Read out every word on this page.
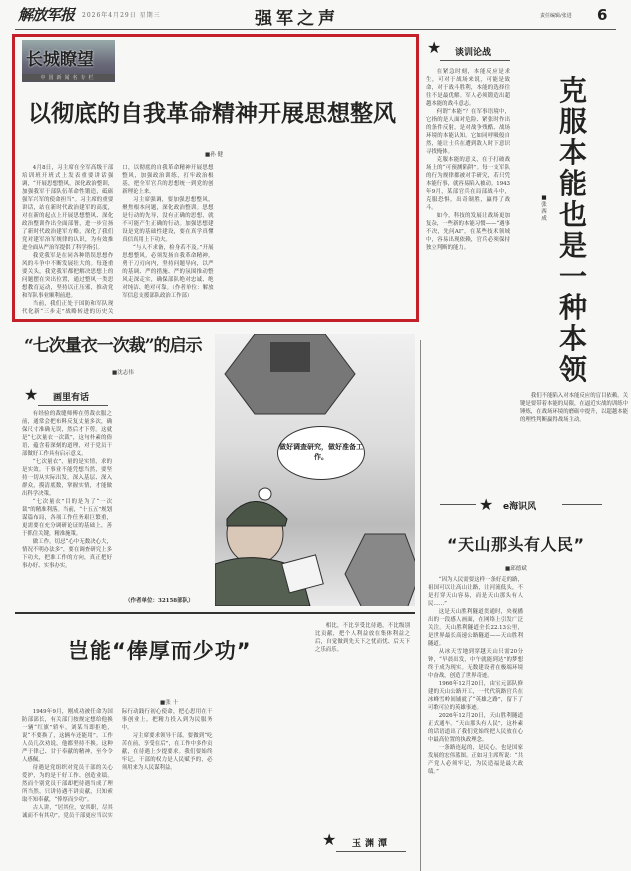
解放军报 2026年4月29日 星期三	强军之声	责任编辑/张进 6
长城瞭望
中国新闻名专栏
以彻底的自我革命精神开展思想整风
■孙 健

4月8日，习主席在全军高级干部培训班开班式上发表重要讲话强调，“开展思想整风，深化政治整训，加强我军干部队伍革命性锻造，砥砺强军兴军的使命担当”。习主席的重要讲话，站在新时代政治建军的高度，对在新的起点上开展思想整风、深化政治整训作出全面部署，进一步宣扬了新时代政治建军方略，深化了我们党对建军治军规律的认识，为有效推进全面从严治军提供了科学指引。

我党我军是在同各种错误思想作风的斗争中不断发展壮大的。每逢重要关头，我党我军都把解决思想上的问题摆在突出位置，通过整风一类思想教育运动，坚持以正压邪，推动党和军队事业顺利前进。

当前，我们正处于国防和军队现代化新“三步走”战略转进的历史关口，以彻底的自我革命精神开展思想整风，加强政治训练，打牢政治根基，把全军官兵的思想统一到党的创新理论上来。

习主席强调，要加强思想整风，聚焦根本问题，深化政治整训。思想是行动的先导，没有正确的思想，就不可能产生正确的行动。加强思想建设是党的基础性建设，要在真学真懂真信真用上下功夫。

“与人不求备，检身若不及。”开展思想整风，必须发扬自我革命精神，勇于刀刃向内，坚持问题导向，以严的基调、严的措施、严的氛围推动整风走深走实，确保部队绝对忠诚、绝对纯洁、绝对可靠。（作者单位：解放军信息支援部队政治工作部）

★ 谈训论战

在紧急时刻，本能反应是求生，可对于战场来说，可能是致命，对于战斗胜利，本能的选择往往不是最优解。军人必须锻造出超越本能的战斗意志。

何谓“本能”？在军事语境中，它指的是人面对危险、紧张时作出的条件反射，是对战争残酷、战场环境的本能认知。它如同呼吸般自然，能让士兵在遭到敌人时下意识寻找掩体。

克服本能的意义，在于打破战场上的“可预测陷阱”。每一支军队的行为规律都被对手研究，若只凭本能行事，就容易陷入被动。1943年9月，某部官兵在局部战斗中，克服恐惧，出奇制胜，赢得了战斗。

如今，科技的发展让战场更加复杂，一些新的本能习惯——“遇事不决，先问AI”，在某些技术领域中，容易出现依赖，官兵必须保持独立判断的能力。

克服本能也是一种本领
■张西成

我们不能陷入对本能反应的盲目依赖。关键是要带着本能的局限，在逼近实战的训练中锤炼，在战场环境的磨砺中提升，以超越本能的理性判断赢得战场主动。

“七次量衣一次裁”的启示
■沈志伟
★ 画里有话

有经验的裁缝师傅在剪裁衣服之前，通常会把布料反复丈量多次，确保尺寸准确无误，然后才下剪。这就是“七次量衣一次裁”，这句朴素的俗语，蕴含着深刻的道理，对于党员干部做好工作具有启示意义。

“七次量衣”，量的是实情，求的是实效。干事业不能凭想当然，要坚持一切从实际出发，深入基层、深入群众，摸清底数，掌握实情，才能做出科学决策。

“七次量衣”目的是为了“一次裁”的精准利落。当前，“十五五”规划谋篇布局，各项工作任务艰巨繁重，更需要在充分调研论证的基础上，善于抓住关键，精准施策。

做工作，切忌“心中无数决心大，情况不明办法多”，要在调查研究上多下功夫，把准工作的方向，真正把好事办好、实事办实。

（作者单位：32158部队）
做好调查研究，做好准备工作。
岂能“俸厚而少功”
■张 十

相比，不比享受比待遇，不比级别比贡献，把个人利益放在集体利益之后，自觉做到先天下之忧而忧、后天下之乐而乐。

1949年9月，刚成功被任命为国防部部长，有关部门按规定想给他换一辆“红旗”轿车，刘某当即拒绝，说“不要换了，这辆车还能用”。工作人员几次劝说，他都坚持不换。这种严于律己、甘于奉献的精神，至今令人感佩。

待遇是党组织对党员干部的关心爱护，为的是干好工作、创造业绩。然而个别党员干部却把待遇当成了理所当然，只讲待遇不讲贡献，只知索取不知奉献，“俸厚而少功”。

古人讲，“居其位，安其职，尽其诚而不有其功”。党员干部更应当以实际行动践行初心使命，把心思用在干事创业上，把精力投入到为民服务中。

习主席要求领导干部，要做到“吃苦在前，享受在后”，在工作中多作贡献，在待遇上少提要求。我们要始终牢记，干部的权力是人民赋予的，必须用来为人民谋利益。

★ 玉渊潭
★ e海识风
“天山那头有人民”
■邱德斌

“因为人民需要这样一条好走的路，祖国可以让高山让路，让河流低头，不是打穿天山容易，而是天山那头有人民……”

这是天山胜利隧道贯通时，央视播出的一段感人画面，在网络上引发广泛关注。天山胜利隧道全长22.13公里，是世界最长高速公路隧道——天山胜利隧道。

从冰天雪地到穿越天山只需20分钟，“早晨出发，中午就能到达”的梦想终于成为现实。无数建设者在极端环境中奋战，创造了世界奇迹。

1966年12月20日，由宝元部队修建的天山公路开工，一代代筑路官兵在冰峰雪岭间铺就了“英雄之路”，留下了可歌可泣的英雄事迹。

2026年12月20日，天山胜利隧道正式通车。“天山那头有人民”，这朴素的话语道出了我们党始终把人民放在心中最高位置的执政理念。

一条路连起的，是民心，也是国家发展的宏伟蓝图。正如习主席所说：“共产党人必须牢记，为民造福是最大政绩。”
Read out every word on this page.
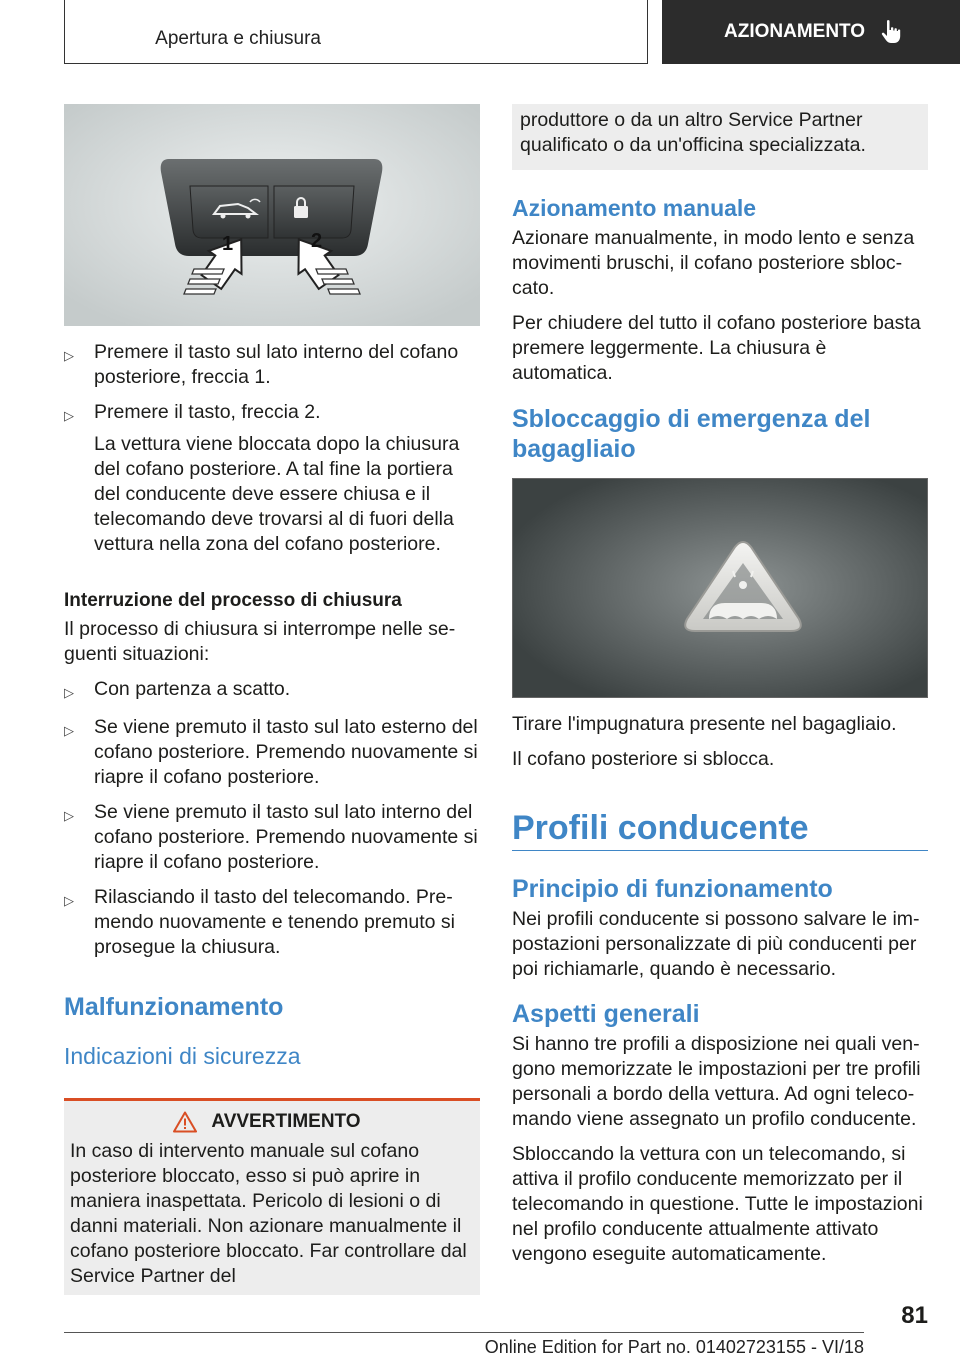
Apertura e chiusura	AZIONAMENTO
1	2
▷	Premere il tasto sul lato interno del cofano posteriore, freccia 1.
▷	Premere il tasto, freccia 2.

La vettura viene bloccata dopo la chiusura del cofano posteriore. A tal fine la portiera del conducente deve essere chiusa e il telecomando deve trovarsi al di fuori della vettura nella zona del cofano posteriore.

Interruzione del processo di chiusura

Il processo di chiusura si interrompe nelle seguenti situazioni:

▷	Con partenza a scatto.
▷	Se viene premuto il tasto sul lato esterno del cofano posteriore. Premendo nuovamente si riapre il cofano posteriore.
▷	Se viene premuto il tasto sul lato interno del cofano posteriore. Premendo nuovamente si riapre il cofano posteriore.
▷	Rilasciando il tasto del telecomando. Premendo nuovamente e tenendo premuto si prosegue la chiusura.

Malfunzionamento

Indicazioni di sicurezza

AVVERTIMENTO
In caso di intervento manuale sul cofano posteriore bloccato, esso si può aprire in maniera inaspettata. Pericolo di lesioni o di danni materiali. Non azionare manualmente il cofano posteriore bloccato. Far controllare dal Service Partner del
produttore o da un altro Service Partner qualificato o da un'officina specializzata.

Azionamento manuale

Azionare manualmente, in modo lento e senza movimenti bruschi, il cofano posteriore sbloccato.

Per chiudere del tutto il cofano posteriore basta premere leggermente. La chiusura è automatica.

Sbloccaggio di emergenza del bagagliaio

Tirare l'impugnatura presente nel bagagliaio.

Il cofano posteriore si sblocca.

Profili conducente

Principio di funzionamento

Nei profili conducente si possono salvare le impostazioni personalizzate di più conducenti per poi richiamarle, quando è necessario.

Aspetti generali

Si hanno tre profili a disposizione nei quali vengono memorizzate le impostazioni per tre profili personali a bordo della vettura. Ad ogni telecomando viene assegnato un profilo conducente.

Sbloccando la vettura con un telecomando, si attiva il profilo conducente memorizzato per il telecomando in questione. Tutte le impostazioni nel profilo conducente attualmente attivato vengono eseguite automaticamente.

81
Online Edition for Part no. 01402723155 - VI/18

(EXERCISE)
Tally the lines of the data that hold the string "profilo". Answer with the number and nothing more.

(SOLUTION TO THE PROBLEM)
2